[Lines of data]
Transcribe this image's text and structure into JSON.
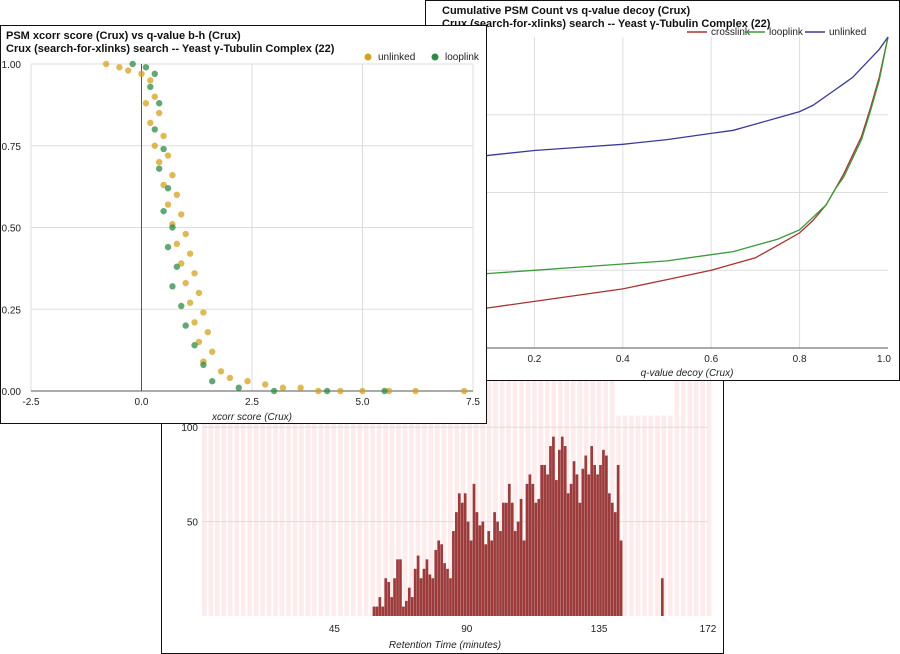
{
  "windows": {
    "histogram": {
      "xlabel": "Retention Time (minutes)",
      "xticks": [
        "45",
        "90",
        "135",
        "172"
      ],
      "yticks": [
        "100",
        "50"
      ]
    },
    "cumulative": {
      "title_line1": "Cumulative PSM Count vs q-value decoy (Crux)",
      "title_line2": "Crux (search-for-xlinks) search -- Yeast γ-Tubulin Complex (22)",
      "xlabel": "q-value decoy (Crux)",
      "xticks": [
        "0.2",
        "0.4",
        "0.6",
        "0.8",
        "1.0"
      ],
      "legend": [
        {
          "name": "crosslink",
          "color": "#a83232"
        },
        {
          "name": "looplink",
          "color": "#3a9a3a"
        },
        {
          "name": "unlinked",
          "color": "#3a3a96"
        }
      ]
    },
    "scatter": {
      "title_line1": "PSM xcorr score (Crux) vs q-value b-h (Crux)",
      "title_line2": "Crux (search-for-xlinks) search -- Yeast γ-Tubulin Complex (22)",
      "xlabel": "xcorr score (Crux)",
      "xticks": [
        "-2.5",
        "0.0",
        "2.5",
        "5.0",
        "7.5"
      ],
      "yticks": [
        "1.00",
        "0.75",
        "0.50",
        "0.25",
        "0.00"
      ],
      "legend": [
        {
          "name": "unlinked",
          "color": "#d4a21f"
        },
        {
          "name": "looplink",
          "color": "#2e8b46"
        }
      ]
    }
  },
  "chart_data": [
    {
      "type": "bar",
      "xlabel": "Retention Time (minutes)",
      "ylabel": "",
      "xlim": [
        0,
        172
      ],
      "ylim": [
        0,
        125
      ],
      "bar_color": "#9b3b3b",
      "background_color": "#fde4e4",
      "categories": [
        58,
        59,
        60,
        61,
        62,
        63,
        64,
        65,
        66,
        67,
        68,
        69,
        70,
        71,
        72,
        73,
        74,
        75,
        76,
        77,
        78,
        79,
        80,
        81,
        82,
        83,
        84,
        85,
        86,
        87,
        88,
        89,
        90,
        91,
        92,
        93,
        94,
        95,
        96,
        97,
        98,
        99,
        100,
        101,
        102,
        103,
        104,
        105,
        106,
        107,
        108,
        109,
        110,
        111,
        112,
        113,
        114,
        115,
        116,
        117,
        118,
        119,
        120,
        121,
        122,
        123,
        124,
        125,
        126,
        127,
        128,
        129,
        130,
        131,
        132,
        133,
        134,
        135,
        136,
        137,
        138,
        139,
        140,
        141,
        142,
        143,
        144,
        145,
        146,
        147,
        148,
        149,
        150,
        151,
        152,
        153,
        154,
        155,
        156,
        157,
        158,
        159,
        160,
        161,
        162,
        163,
        164
      ],
      "values": [
        5,
        5,
        10,
        5,
        20,
        18,
        10,
        20,
        30,
        30,
        5,
        8,
        15,
        10,
        25,
        32,
        20,
        25,
        30,
        22,
        20,
        35,
        40,
        38,
        28,
        25,
        20,
        45,
        55,
        65,
        60,
        65,
        50,
        40,
        70,
        55,
        48,
        50,
        38,
        45,
        40,
        55,
        50,
        45,
        60,
        60,
        70,
        60,
        45,
        50,
        62,
        40,
        70,
        75,
        70,
        60,
        62,
        80,
        80,
        75,
        90,
        95,
        72,
        88,
        95,
        90,
        65,
        70,
        82,
        75,
        60,
        78,
        85,
        75,
        90,
        80,
        75,
        80,
        88,
        85,
        65,
        60,
        55,
        80,
        40,
        0,
        0,
        0,
        0,
        0,
        0,
        0,
        0,
        0,
        0,
        0,
        0,
        0,
        20,
        0,
        0,
        0,
        0,
        0,
        0,
        0,
        0
      ]
    },
    {
      "type": "line",
      "title": "Cumulative PSM Count vs q-value decoy (Crux)",
      "subtitle": "Crux (search-for-xlinks) search -- Yeast γ-Tubulin Complex (22)",
      "xlabel": "q-value decoy (Crux)",
      "xlim": [
        0,
        1
      ],
      "ylim": [
        0,
        1
      ],
      "legend_position": "top-right",
      "series": [
        {
          "name": "crosslink",
          "color": "#a83232",
          "x": [
            0,
            0.05,
            0.1,
            0.2,
            0.3,
            0.4,
            0.5,
            0.6,
            0.65,
            0.7,
            0.75,
            0.8,
            0.83,
            0.86,
            0.88,
            0.9,
            0.92,
            0.94,
            0.96,
            0.98,
            1.0
          ],
          "y": [
            0.11,
            0.12,
            0.13,
            0.15,
            0.17,
            0.19,
            0.22,
            0.25,
            0.27,
            0.29,
            0.33,
            0.37,
            0.41,
            0.46,
            0.51,
            0.56,
            0.62,
            0.68,
            0.77,
            0.87,
            1.0
          ]
        },
        {
          "name": "looplink",
          "color": "#3a9a3a",
          "x": [
            0,
            0.05,
            0.1,
            0.2,
            0.3,
            0.4,
            0.5,
            0.6,
            0.65,
            0.7,
            0.75,
            0.8,
            0.83,
            0.86,
            0.88,
            0.9,
            0.92,
            0.94,
            0.96,
            0.98,
            1.0
          ],
          "y": [
            0.23,
            0.235,
            0.24,
            0.25,
            0.26,
            0.27,
            0.28,
            0.3,
            0.31,
            0.33,
            0.35,
            0.38,
            0.42,
            0.46,
            0.51,
            0.55,
            0.61,
            0.67,
            0.76,
            0.86,
            1.0
          ]
        },
        {
          "name": "unlinked",
          "color": "#3a3a96",
          "x": [
            0,
            0.05,
            0.1,
            0.2,
            0.3,
            0.4,
            0.5,
            0.6,
            0.65,
            0.7,
            0.75,
            0.8,
            0.83,
            0.86,
            0.88,
            0.9,
            0.92,
            0.94,
            0.96,
            0.98,
            1.0
          ],
          "y": [
            0.6,
            0.61,
            0.62,
            0.635,
            0.645,
            0.655,
            0.67,
            0.69,
            0.7,
            0.72,
            0.74,
            0.76,
            0.78,
            0.81,
            0.83,
            0.85,
            0.87,
            0.9,
            0.93,
            0.96,
            1.0
          ]
        }
      ]
    },
    {
      "type": "scatter",
      "title": "PSM xcorr score (Crux) vs q-value b-h (Crux)",
      "subtitle": "Crux (search-for-xlinks) search -- Yeast γ-Tubulin Complex (22)",
      "xlabel": "xcorr score (Crux)",
      "xlim": [
        -2.5,
        7.5
      ],
      "ylim": [
        0,
        1
      ],
      "legend_position": "top-right",
      "series": [
        {
          "name": "unlinked",
          "color": "#d4a21f",
          "points": [
            [
              -0.8,
              1.0
            ],
            [
              -0.5,
              0.99
            ],
            [
              -0.3,
              0.98
            ],
            [
              0,
              0.97
            ],
            [
              0.2,
              0.95
            ],
            [
              0.3,
              0.9
            ],
            [
              0.1,
              0.88
            ],
            [
              0.4,
              0.85
            ],
            [
              0.2,
              0.82
            ],
            [
              0.5,
              0.78
            ],
            [
              0.3,
              0.75
            ],
            [
              0.6,
              0.72
            ],
            [
              0.4,
              0.7
            ],
            [
              0.7,
              0.66
            ],
            [
              0.5,
              0.63
            ],
            [
              0.8,
              0.6
            ],
            [
              0.6,
              0.57
            ],
            [
              0.9,
              0.54
            ],
            [
              0.7,
              0.51
            ],
            [
              1.0,
              0.48
            ],
            [
              0.8,
              0.45
            ],
            [
              1.1,
              0.42
            ],
            [
              0.9,
              0.39
            ],
            [
              1.2,
              0.36
            ],
            [
              1.0,
              0.33
            ],
            [
              1.3,
              0.3
            ],
            [
              1.1,
              0.27
            ],
            [
              1.4,
              0.24
            ],
            [
              1.2,
              0.21
            ],
            [
              1.5,
              0.18
            ],
            [
              1.3,
              0.15
            ],
            [
              1.6,
              0.12
            ],
            [
              1.4,
              0.09
            ],
            [
              1.8,
              0.06
            ],
            [
              2.0,
              0.04
            ],
            [
              2.4,
              0.03
            ],
            [
              2.8,
              0.02
            ],
            [
              3.2,
              0.01
            ],
            [
              3.6,
              0.01
            ],
            [
              4.0,
              0.0
            ],
            [
              4.5,
              0.0
            ],
            [
              5.0,
              0.0
            ],
            [
              5.6,
              0.0
            ],
            [
              6.2,
              0.0
            ],
            [
              7.3,
              0.0
            ]
          ]
        },
        {
          "name": "looplink",
          "color": "#2e8b46",
          "points": [
            [
              -0.2,
              1.0
            ],
            [
              0.1,
              0.99
            ],
            [
              0.3,
              0.97
            ],
            [
              0.2,
              0.93
            ],
            [
              0.4,
              0.88
            ],
            [
              0.3,
              0.8
            ],
            [
              0.5,
              0.74
            ],
            [
              0.4,
              0.68
            ],
            [
              0.6,
              0.62
            ],
            [
              0.5,
              0.55
            ],
            [
              0.7,
              0.5
            ],
            [
              0.6,
              0.44
            ],
            [
              0.8,
              0.38
            ],
            [
              0.7,
              0.32
            ],
            [
              0.9,
              0.26
            ],
            [
              1.0,
              0.2
            ],
            [
              1.2,
              0.14
            ],
            [
              1.4,
              0.08
            ],
            [
              1.6,
              0.03
            ],
            [
              2.2,
              0.01
            ],
            [
              3.0,
              0.0
            ],
            [
              4.2,
              0.0
            ],
            [
              5.5,
              0.0
            ]
          ]
        }
      ]
    }
  ]
}
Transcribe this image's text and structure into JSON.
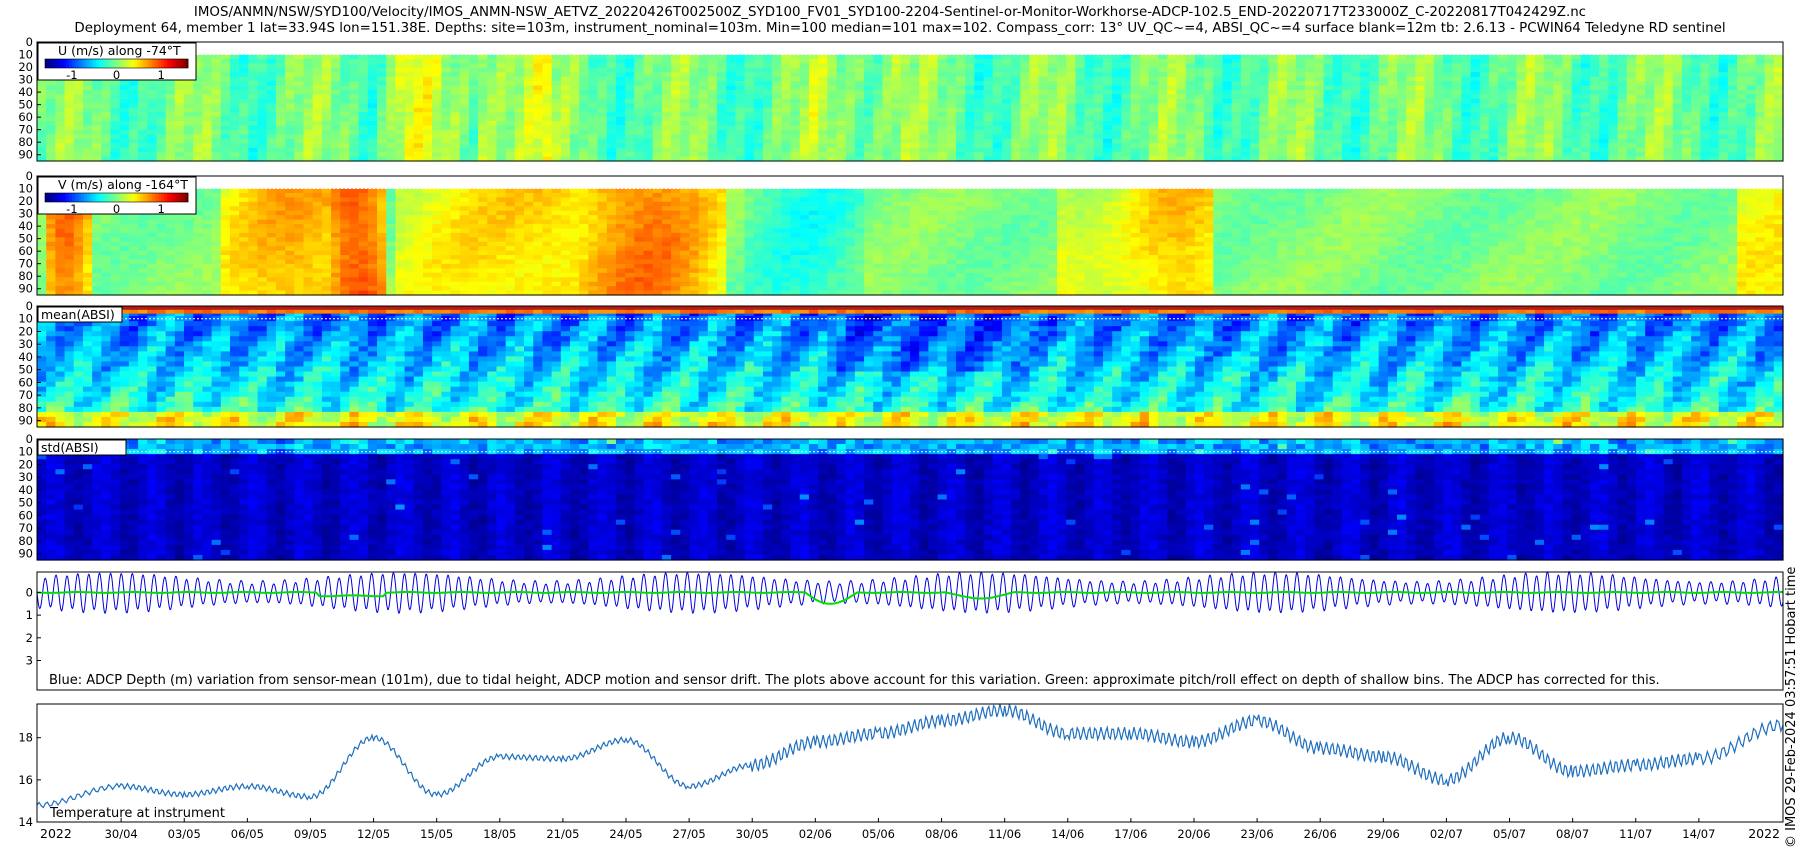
{
  "figure": {
    "title_line1": "IMOS/ANMN/NSW/SYD100/Velocity/IMOS_ANMN-NSW_AETVZ_20220426T002500Z_SYD100_FV01_SYD100-2204-Sentinel-or-Monitor-Workhorse-ADCP-102.5_END-20220717T233000Z_C-20220817T042429Z.nc",
    "title_line2": "Deployment 64, member 1 lat=33.94S lon=151.38E. Depths: site=103m, instrument_nominal=103m. Min=100 median=101 max=102. Compass_corr: 13° UV_QC~=4, ABSI_QC~=4 surface blank=12m tb: 2.6.13 - PCWIN64 Teledyne RD sentinel",
    "side_label": "© IMOS 29-Feb-2024 03:57:51 Hobart time"
  },
  "chart_data": [
    {
      "type": "heatmap",
      "id": "u",
      "label": "U (m/s) along -74°T",
      "yticks": [
        "0",
        "10",
        "20",
        "30",
        "40",
        "50",
        "60",
        "70",
        "80",
        "90"
      ],
      "ylim": [
        0,
        95
      ],
      "colorbar_ticks": [
        "-1",
        "0",
        "1"
      ],
      "colorbar_range": [
        -1.6,
        1.6
      ],
      "colormap": "jet",
      "blank_depth": 10,
      "time_range": [
        "2022-04-26",
        "2022-07-18"
      ],
      "approx_mean_profile_ms": 0.0
    },
    {
      "type": "heatmap",
      "id": "v",
      "label": "V (m/s) along -164°T",
      "yticks": [
        "0",
        "10",
        "20",
        "30",
        "40",
        "50",
        "60",
        "70",
        "80",
        "90"
      ],
      "ylim": [
        0,
        95
      ],
      "colorbar_ticks": [
        "-1",
        "0",
        "1"
      ],
      "colorbar_range": [
        -1.6,
        1.6
      ],
      "colormap": "jet",
      "blank_depth": 10,
      "time_range": [
        "2022-04-26",
        "2022-07-18"
      ]
    },
    {
      "type": "heatmap",
      "id": "mean_absi",
      "label": "mean(ABSI)",
      "yticks": [
        "0",
        "10",
        "20",
        "30",
        "40",
        "50",
        "60",
        "70",
        "80",
        "90"
      ],
      "ylim": [
        0,
        95
      ],
      "colormap": "jet",
      "time_range": [
        "2022-04-26",
        "2022-07-18"
      ]
    },
    {
      "type": "heatmap",
      "id": "std_absi",
      "label": "std(ABSI)",
      "yticks": [
        "0",
        "10",
        "20",
        "30",
        "40",
        "50",
        "60",
        "70",
        "80",
        "90"
      ],
      "ylim": [
        0,
        95
      ],
      "colormap": "jet",
      "time_range": [
        "2022-04-26",
        "2022-07-18"
      ]
    },
    {
      "type": "line",
      "id": "depth_variation",
      "caption": "Blue: ADCP Depth (m) variation from sensor-mean (101m), due to tidal height, ADCP motion and sensor drift. The plots above account for this variation. Green: approximate pitch/roll effect on depth of shallow bins. The ADCP has corrected for this.",
      "yticks": [
        "0",
        "1",
        "2",
        "3"
      ],
      "ylim": [
        -0.9,
        4.3
      ],
      "y_reversed": true,
      "series": [
        {
          "color": "#0000dd",
          "tidal_amplitude_m": 0.8,
          "tidal_period_h": 12.42
        },
        {
          "color": "#00dd00",
          "baseline_m": 0.0
        }
      ],
      "time_range": [
        "2022-04-26",
        "2022-07-18"
      ]
    },
    {
      "type": "line",
      "id": "temperature",
      "label": "Temperature at instrument",
      "yticks": [
        "14",
        "16",
        "18"
      ],
      "ylim": [
        14,
        19.6
      ],
      "color": "#1f6fbf",
      "x": [
        "2022-04-26",
        "2022-04-30",
        "2022-05-03",
        "2022-05-06",
        "2022-05-09",
        "2022-05-12",
        "2022-05-15",
        "2022-05-18",
        "2022-05-21",
        "2022-05-24",
        "2022-05-27",
        "2022-05-30",
        "2022-06-02",
        "2022-06-05",
        "2022-06-08",
        "2022-06-11",
        "2022-06-14",
        "2022-06-17",
        "2022-06-20",
        "2022-06-23",
        "2022-06-26",
        "2022-06-29",
        "2022-07-02",
        "2022-07-05",
        "2022-07-08",
        "2022-07-11",
        "2022-07-14",
        "2022-07-18"
      ],
      "values": [
        14.8,
        15.7,
        15.3,
        15.7,
        15.2,
        18.0,
        15.3,
        17.1,
        17.0,
        17.9,
        15.7,
        16.7,
        17.8,
        18.2,
        18.8,
        19.3,
        18.2,
        18.2,
        17.8,
        18.8,
        17.5,
        17.1,
        16.0,
        18.0,
        16.4,
        16.7,
        17.0,
        18.6
      ],
      "time_range": [
        "2022-04-26",
        "2022-07-18"
      ]
    }
  ],
  "x_axis": {
    "start_label": "2022",
    "end_label": "2022",
    "ticks": [
      "30/04",
      "03/05",
      "06/05",
      "09/05",
      "12/05",
      "15/05",
      "18/05",
      "21/05",
      "24/05",
      "27/05",
      "30/05",
      "02/06",
      "05/06",
      "08/06",
      "11/06",
      "14/06",
      "17/06",
      "20/06",
      "23/06",
      "26/06",
      "29/06",
      "02/07",
      "05/07",
      "08/07",
      "11/07",
      "14/07"
    ]
  }
}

- [Given problem]: Copy out each line of the entries that holds "along".

- [The reply]:
      "label": "U (m/s) along -74°T",
      "label": "V (m/s) along -164°T",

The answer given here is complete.